(Stored data)
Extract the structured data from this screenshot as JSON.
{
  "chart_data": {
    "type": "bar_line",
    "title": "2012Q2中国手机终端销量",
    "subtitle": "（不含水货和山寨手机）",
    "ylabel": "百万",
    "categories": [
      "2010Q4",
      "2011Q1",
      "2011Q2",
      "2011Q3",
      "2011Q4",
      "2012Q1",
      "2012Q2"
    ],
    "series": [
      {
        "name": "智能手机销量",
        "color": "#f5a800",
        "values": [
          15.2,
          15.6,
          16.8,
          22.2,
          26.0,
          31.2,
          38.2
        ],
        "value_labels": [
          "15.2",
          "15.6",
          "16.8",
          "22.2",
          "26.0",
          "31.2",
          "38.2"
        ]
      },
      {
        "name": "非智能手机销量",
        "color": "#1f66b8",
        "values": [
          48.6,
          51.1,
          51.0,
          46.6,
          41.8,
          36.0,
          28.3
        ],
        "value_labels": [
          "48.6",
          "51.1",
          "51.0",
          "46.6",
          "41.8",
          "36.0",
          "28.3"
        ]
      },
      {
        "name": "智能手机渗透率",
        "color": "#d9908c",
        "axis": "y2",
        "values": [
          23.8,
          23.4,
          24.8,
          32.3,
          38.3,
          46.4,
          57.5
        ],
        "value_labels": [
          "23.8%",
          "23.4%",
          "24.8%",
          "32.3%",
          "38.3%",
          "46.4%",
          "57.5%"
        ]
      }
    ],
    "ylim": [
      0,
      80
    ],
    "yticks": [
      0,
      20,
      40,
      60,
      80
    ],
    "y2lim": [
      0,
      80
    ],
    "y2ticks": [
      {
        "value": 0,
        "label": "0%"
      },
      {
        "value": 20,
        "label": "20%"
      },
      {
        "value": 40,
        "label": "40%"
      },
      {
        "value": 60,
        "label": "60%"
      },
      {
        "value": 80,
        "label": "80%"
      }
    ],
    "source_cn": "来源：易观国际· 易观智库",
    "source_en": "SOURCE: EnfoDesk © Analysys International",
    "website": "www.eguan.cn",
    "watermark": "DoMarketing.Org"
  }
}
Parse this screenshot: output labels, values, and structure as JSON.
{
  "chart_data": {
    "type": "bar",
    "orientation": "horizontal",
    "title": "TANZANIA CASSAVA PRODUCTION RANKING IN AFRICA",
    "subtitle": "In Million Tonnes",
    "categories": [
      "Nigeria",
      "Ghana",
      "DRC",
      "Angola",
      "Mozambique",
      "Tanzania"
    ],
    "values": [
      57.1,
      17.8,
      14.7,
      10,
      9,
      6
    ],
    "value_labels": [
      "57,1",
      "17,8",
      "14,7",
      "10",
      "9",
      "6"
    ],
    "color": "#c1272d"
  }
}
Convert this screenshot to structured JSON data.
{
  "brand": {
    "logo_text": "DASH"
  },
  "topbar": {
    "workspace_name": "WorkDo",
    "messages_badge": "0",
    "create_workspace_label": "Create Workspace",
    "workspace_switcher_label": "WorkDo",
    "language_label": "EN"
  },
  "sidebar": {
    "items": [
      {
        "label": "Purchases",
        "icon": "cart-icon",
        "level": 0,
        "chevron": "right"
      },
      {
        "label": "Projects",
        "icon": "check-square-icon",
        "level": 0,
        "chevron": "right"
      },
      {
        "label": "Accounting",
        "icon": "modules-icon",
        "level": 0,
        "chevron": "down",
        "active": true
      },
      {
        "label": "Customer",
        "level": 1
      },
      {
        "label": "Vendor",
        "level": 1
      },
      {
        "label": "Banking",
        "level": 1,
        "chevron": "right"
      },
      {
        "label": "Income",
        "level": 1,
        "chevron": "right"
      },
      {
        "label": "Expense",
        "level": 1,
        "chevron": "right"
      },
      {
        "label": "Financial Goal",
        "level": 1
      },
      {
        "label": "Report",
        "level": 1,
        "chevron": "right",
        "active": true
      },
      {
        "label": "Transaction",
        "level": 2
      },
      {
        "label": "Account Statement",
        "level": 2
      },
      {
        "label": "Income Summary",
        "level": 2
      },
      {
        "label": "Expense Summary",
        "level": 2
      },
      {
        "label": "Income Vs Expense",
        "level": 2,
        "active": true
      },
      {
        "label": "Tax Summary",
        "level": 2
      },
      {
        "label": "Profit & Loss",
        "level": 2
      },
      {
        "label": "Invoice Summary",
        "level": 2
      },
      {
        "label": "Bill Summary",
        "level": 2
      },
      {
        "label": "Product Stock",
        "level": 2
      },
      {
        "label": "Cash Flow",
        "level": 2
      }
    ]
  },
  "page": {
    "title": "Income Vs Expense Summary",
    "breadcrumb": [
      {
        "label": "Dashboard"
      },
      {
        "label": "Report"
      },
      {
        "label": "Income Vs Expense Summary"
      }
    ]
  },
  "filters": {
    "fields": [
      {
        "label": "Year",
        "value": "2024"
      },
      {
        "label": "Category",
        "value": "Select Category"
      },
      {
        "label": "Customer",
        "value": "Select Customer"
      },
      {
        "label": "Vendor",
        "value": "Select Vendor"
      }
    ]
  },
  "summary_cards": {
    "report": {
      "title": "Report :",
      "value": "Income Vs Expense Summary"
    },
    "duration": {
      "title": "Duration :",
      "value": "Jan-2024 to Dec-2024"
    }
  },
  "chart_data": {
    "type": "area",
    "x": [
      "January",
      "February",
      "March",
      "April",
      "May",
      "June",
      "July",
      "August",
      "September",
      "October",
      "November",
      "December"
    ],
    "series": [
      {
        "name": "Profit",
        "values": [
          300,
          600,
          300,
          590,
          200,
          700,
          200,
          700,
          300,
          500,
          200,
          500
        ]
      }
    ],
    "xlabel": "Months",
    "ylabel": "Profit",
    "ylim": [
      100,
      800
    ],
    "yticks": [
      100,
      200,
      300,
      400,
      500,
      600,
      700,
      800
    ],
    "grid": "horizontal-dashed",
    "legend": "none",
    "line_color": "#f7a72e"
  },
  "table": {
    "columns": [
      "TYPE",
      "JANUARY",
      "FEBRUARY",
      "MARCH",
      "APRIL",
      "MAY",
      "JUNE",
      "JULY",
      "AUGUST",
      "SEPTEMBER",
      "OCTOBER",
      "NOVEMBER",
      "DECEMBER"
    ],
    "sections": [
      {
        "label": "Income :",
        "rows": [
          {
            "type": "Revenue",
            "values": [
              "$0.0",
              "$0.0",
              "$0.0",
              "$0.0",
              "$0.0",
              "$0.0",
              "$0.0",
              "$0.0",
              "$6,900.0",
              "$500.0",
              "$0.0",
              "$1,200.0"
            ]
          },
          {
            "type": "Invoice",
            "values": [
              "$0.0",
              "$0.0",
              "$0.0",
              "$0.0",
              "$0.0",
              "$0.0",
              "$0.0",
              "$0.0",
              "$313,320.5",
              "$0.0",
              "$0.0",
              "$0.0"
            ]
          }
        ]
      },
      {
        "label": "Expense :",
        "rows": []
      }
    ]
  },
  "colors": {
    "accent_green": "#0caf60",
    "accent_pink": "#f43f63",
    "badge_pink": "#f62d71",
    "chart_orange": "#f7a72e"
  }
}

> **Exercise**
Look back over the material above and state how many lines hold the word "icon". Write the number and nothing else.

> **Task result**
3